**STATED PROBLEM**
Give an exact transcription of every line, dropping the images.

**INFORMATION SHOWN**
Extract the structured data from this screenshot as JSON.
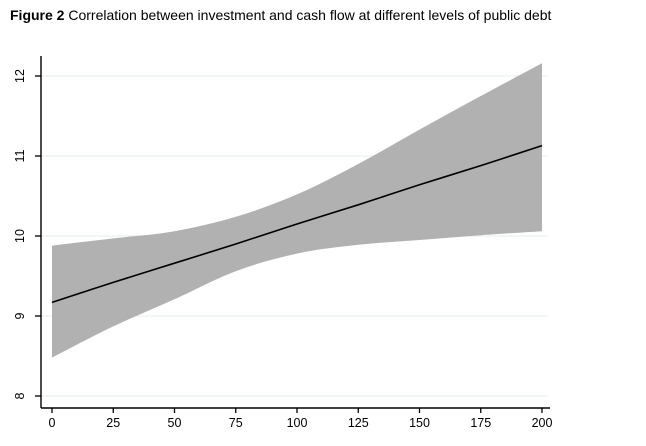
{
  "title": {
    "prefix": "Figure 2",
    "text": " Correlation between investment and cash flow at different levels of public debt"
  },
  "colors": {
    "background": "#ffffff",
    "band": "#b1b1b1",
    "fit_line": "#000000",
    "grid": "#ebf1f0",
    "axis": "#000000",
    "tick_text": "#000000"
  },
  "chart_data": {
    "type": "line",
    "title": "Figure 2 Correlation between investment and cash flow at different levels of public debt",
    "xlabel": "",
    "ylabel": "",
    "xlim": [
      0,
      200
    ],
    "ylim": [
      8,
      12.4
    ],
    "x_ticks": [
      0,
      25,
      50,
      75,
      100,
      125,
      150,
      175,
      200
    ],
    "y_ticks": [
      8,
      9,
      10,
      11,
      12
    ],
    "grid": "horizontal-only",
    "legend": "none",
    "x": [
      0,
      25,
      50,
      75,
      100,
      125,
      150,
      175,
      200
    ],
    "series": [
      {
        "name": "fitted-line",
        "values": [
          9.17,
          9.42,
          9.66,
          9.9,
          10.15,
          10.39,
          10.64,
          10.88,
          11.13
        ]
      },
      {
        "name": "ci-upper",
        "values": [
          9.88,
          9.97,
          10.06,
          10.24,
          10.52,
          10.9,
          11.33,
          11.75,
          12.16
        ]
      },
      {
        "name": "ci-lower",
        "values": [
          8.48,
          8.87,
          9.21,
          9.56,
          9.78,
          9.89,
          9.95,
          10.01,
          10.06
        ]
      }
    ]
  }
}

**SOLUTION TO THE PROBLEM**
Extract the structured data from this screenshot as JSON.
{
  "title": {
    "prefix": "Figure 2",
    "text": " Correlation between investment and cash flow at different levels of public debt"
  },
  "colors": {
    "background": "#ffffff",
    "band": "#b1b1b1",
    "fit_line": "#000000",
    "grid": "#ebf1f0",
    "axis": "#000000",
    "tick_text": "#000000"
  },
  "chart_data": {
    "type": "line",
    "title": "Figure 2 Correlation between investment and cash flow at different levels of public debt",
    "xlabel": "",
    "ylabel": "",
    "xlim": [
      0,
      200
    ],
    "ylim": [
      8,
      12.4
    ],
    "x_ticks": [
      0,
      25,
      50,
      75,
      100,
      125,
      150,
      175,
      200
    ],
    "y_ticks": [
      8,
      9,
      10,
      11,
      12
    ],
    "grid": "horizontal-only",
    "legend": "none",
    "x": [
      0,
      25,
      50,
      75,
      100,
      125,
      150,
      175,
      200
    ],
    "series": [
      {
        "name": "fitted-line",
        "values": [
          9.17,
          9.42,
          9.66,
          9.9,
          10.15,
          10.39,
          10.64,
          10.88,
          11.13
        ]
      },
      {
        "name": "ci-upper",
        "values": [
          9.88,
          9.97,
          10.06,
          10.24,
          10.52,
          10.9,
          11.33,
          11.75,
          12.16
        ]
      },
      {
        "name": "ci-lower",
        "values": [
          8.48,
          8.87,
          9.21,
          9.56,
          9.78,
          9.89,
          9.95,
          10.01,
          10.06
        ]
      }
    ]
  }
}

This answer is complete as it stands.